═══ Records for processing

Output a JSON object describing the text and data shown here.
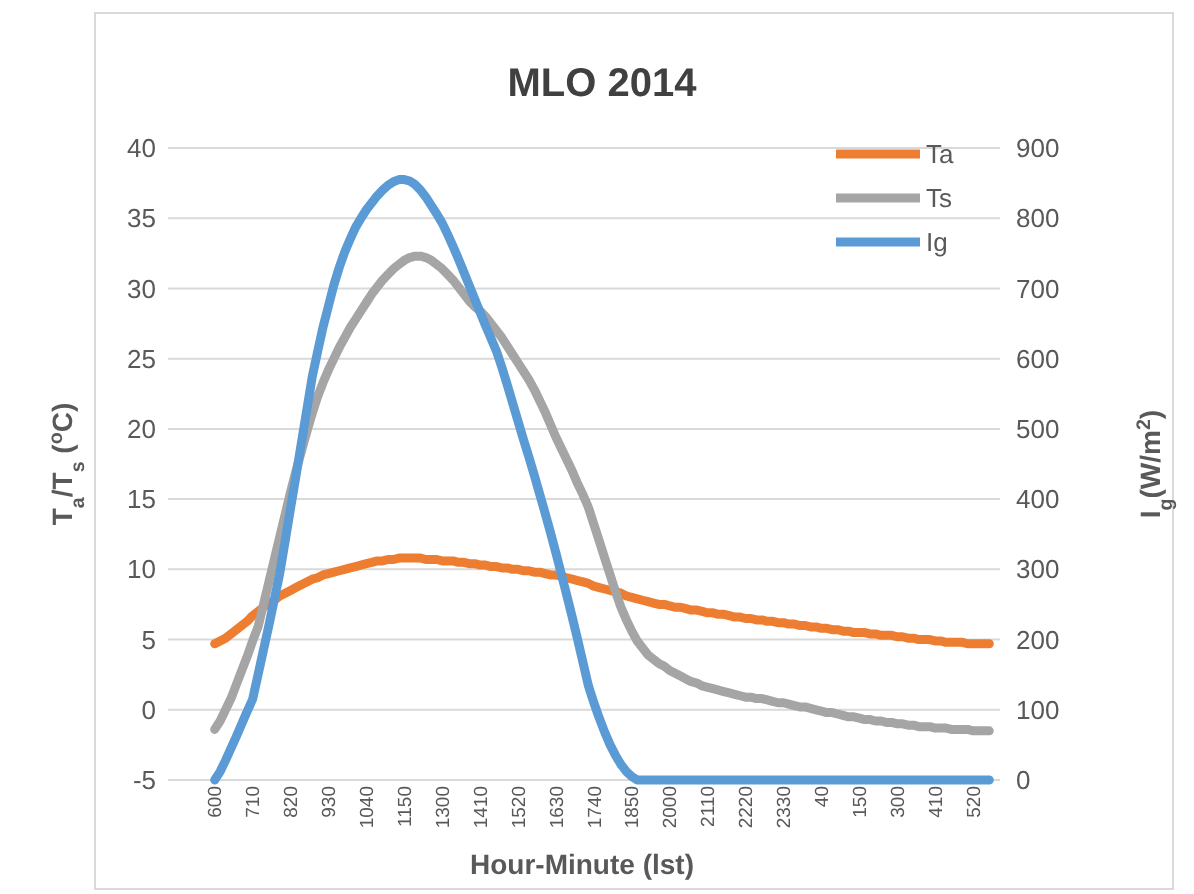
{
  "chart_data": {
    "type": "line",
    "title": "MLO 2014",
    "xlabel": "Hour-Minute (lst)",
    "ylabel": "T$_{a}$/T$_{s}$ ($^{o}$C)",
    "y2label": "I$_{g}$(W/m$^{2}$)",
    "categories": [
      "600",
      null,
      null,
      null,
      null,
      null,
      null,
      "710",
      null,
      null,
      null,
      null,
      null,
      null,
      "820",
      null,
      null,
      null,
      null,
      null,
      null,
      "930",
      null,
      null,
      null,
      null,
      null,
      null,
      "1040",
      null,
      null,
      null,
      null,
      null,
      null,
      "1150",
      null,
      null,
      null,
      null,
      null,
      null,
      "1300",
      null,
      null,
      null,
      null,
      null,
      null,
      "1410",
      null,
      null,
      null,
      null,
      null,
      null,
      "1520",
      null,
      null,
      null,
      null,
      null,
      null,
      "1630",
      null,
      null,
      null,
      null,
      null,
      null,
      "1740",
      null,
      null,
      null,
      null,
      null,
      null,
      "1850",
      null,
      null,
      null,
      null,
      null,
      null,
      "2000",
      null,
      null,
      null,
      null,
      null,
      null,
      "2110",
      null,
      null,
      null,
      null,
      null,
      null,
      "2220",
      null,
      null,
      null,
      null,
      null,
      null,
      "2330",
      null,
      null,
      null,
      null,
      null,
      null,
      "40",
      null,
      null,
      null,
      null,
      null,
      null,
      "150",
      null,
      null,
      null,
      null,
      null,
      null,
      "300",
      null,
      null,
      null,
      null,
      null,
      null,
      "410",
      null,
      null,
      null,
      null,
      null,
      null,
      "520",
      null,
      null,
      null
    ],
    "series": [
      {
        "name": "Ta",
        "color": "#ed7d31",
        "values": [
          4.7,
          4.9,
          5.1,
          5.4,
          5.7,
          6,
          6.3,
          6.7,
          7,
          7.3,
          7.6,
          7.8,
          8.1,
          8.3,
          8.5,
          8.7,
          8.9,
          9.1,
          9.3,
          9.4,
          9.6,
          9.7,
          9.8,
          9.9,
          10,
          10.1,
          10.2,
          10.3,
          10.4,
          10.5,
          10.6,
          10.6,
          10.7,
          10.7,
          10.8,
          10.8,
          10.8,
          10.8,
          10.8,
          10.7,
          10.7,
          10.7,
          10.6,
          10.6,
          10.6,
          10.5,
          10.5,
          10.4,
          10.4,
          10.3,
          10.3,
          10.2,
          10.2,
          10.1,
          10.1,
          10,
          10,
          9.9,
          9.9,
          9.8,
          9.8,
          9.7,
          9.6,
          9.6,
          9.5,
          9.4,
          9.3,
          9.2,
          9.1,
          9,
          8.8,
          8.7,
          8.6,
          8.5,
          8.4,
          8.3,
          8.1,
          8,
          7.9,
          7.8,
          7.7,
          7.6,
          7.5,
          7.5,
          7.4,
          7.3,
          7.3,
          7.2,
          7.1,
          7.1,
          7,
          6.9,
          6.9,
          6.8,
          6.8,
          6.7,
          6.6,
          6.6,
          6.5,
          6.5,
          6.4,
          6.4,
          6.3,
          6.3,
          6.2,
          6.2,
          6.1,
          6.1,
          6,
          6,
          5.9,
          5.9,
          5.8,
          5.8,
          5.7,
          5.7,
          5.6,
          5.6,
          5.5,
          5.5,
          5.5,
          5.4,
          5.4,
          5.3,
          5.3,
          5.3,
          5.2,
          5.2,
          5.1,
          5.1,
          5,
          5,
          5,
          4.9,
          4.9,
          4.8,
          4.8,
          4.8,
          4.8,
          4.7,
          4.7,
          4.7,
          4.7,
          4.7
        ]
      },
      {
        "name": "Ts",
        "color": "#a5a5a5",
        "values": [
          -1.4,
          -0.8,
          0,
          0.8,
          1.8,
          2.8,
          3.8,
          4.9,
          5.9,
          7.5,
          9.1,
          10.7,
          12.3,
          13.9,
          15.5,
          17,
          18.4,
          19.8,
          21.1,
          22.3,
          23.3,
          24.2,
          25,
          25.8,
          26.5,
          27.2,
          27.8,
          28.4,
          29,
          29.6,
          30.1,
          30.6,
          31,
          31.4,
          31.7,
          32,
          32.2,
          32.3,
          32.3,
          32.2,
          32,
          31.7,
          31.4,
          31,
          30.6,
          30.1,
          29.6,
          29.1,
          28.7,
          28.4,
          28,
          27.5,
          27,
          26.5,
          25.9,
          25.3,
          24.7,
          24.1,
          23.5,
          22.8,
          22,
          21.2,
          20.3,
          19.4,
          18.6,
          17.8,
          17,
          16.1,
          15.3,
          14.4,
          13.2,
          12,
          10.8,
          9.6,
          8.4,
          7.3,
          6.4,
          5.6,
          4.9,
          4.4,
          3.9,
          3.6,
          3.3,
          3.1,
          2.8,
          2.6,
          2.4,
          2.2,
          2,
          1.9,
          1.7,
          1.6,
          1.5,
          1.4,
          1.3,
          1.2,
          1.1,
          1,
          0.9,
          0.9,
          0.8,
          0.8,
          0.7,
          0.6,
          0.5,
          0.5,
          0.4,
          0.3,
          0.2,
          0.2,
          0.1,
          0,
          -0.1,
          -0.2,
          -0.2,
          -0.3,
          -0.4,
          -0.5,
          -0.5,
          -0.6,
          -0.7,
          -0.7,
          -0.8,
          -0.8,
          -0.9,
          -0.9,
          -1,
          -1,
          -1.1,
          -1.1,
          -1.2,
          -1.2,
          -1.2,
          -1.3,
          -1.3,
          -1.3,
          -1.4,
          -1.4,
          -1.4,
          -1.4,
          -1.5,
          -1.5,
          -1.5,
          -1.5
        ]
      },
      {
        "name": "Ig",
        "color": "#5b9bd5",
        "axis": "y2",
        "values": [
          0,
          12,
          28,
          45,
          62,
          80,
          98,
          115,
          150,
          185,
          220,
          257,
          294,
          340,
          387,
          433,
          480,
          527,
          574,
          610,
          645,
          675,
          705,
          730,
          752,
          770,
          787,
          800,
          812,
          822,
          832,
          840,
          847,
          852,
          855,
          855,
          853,
          848,
          840,
          830,
          818,
          806,
          793,
          777,
          760,
          742,
          723,
          704,
          685,
          666,
          647,
          629,
          611,
          588,
          563,
          537,
          511,
          485,
          460,
          434,
          407,
          380,
          352,
          323,
          293,
          263,
          232,
          200,
          167,
          134,
          110,
          88,
          68,
          50,
          35,
          22,
          12,
          5,
          0,
          0,
          0,
          0,
          0,
          0,
          0,
          0,
          0,
          0,
          0,
          0,
          0,
          0,
          0,
          0,
          0,
          0,
          0,
          0,
          0,
          0,
          0,
          0,
          0,
          0,
          0,
          0,
          0,
          0,
          0,
          0,
          0,
          0,
          0,
          0,
          0,
          0,
          0,
          0,
          0,
          0,
          0,
          0,
          0,
          0,
          0,
          0,
          0,
          0,
          0,
          0,
          0,
          0,
          0,
          0,
          0,
          0,
          0,
          0,
          0,
          0,
          0,
          0,
          0,
          0
        ]
      }
    ],
    "ylim": [
      -5,
      40
    ],
    "yticks": [
      -5,
      0,
      5,
      10,
      15,
      20,
      25,
      30,
      35,
      40
    ],
    "y2lim": [
      0,
      900
    ],
    "y2ticks": [
      0,
      100,
      200,
      300,
      400,
      500,
      600,
      700,
      800,
      900
    ],
    "grid": "y",
    "legend": "top right",
    "line_style": "solid"
  }
}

══════

Stated problem: Filter the entries and copy out every line with the word "color".

Solution to this problem:
        "color": "#ed7d31",
        "color": "#a5a5a5",
        "color": "#5b9bd5",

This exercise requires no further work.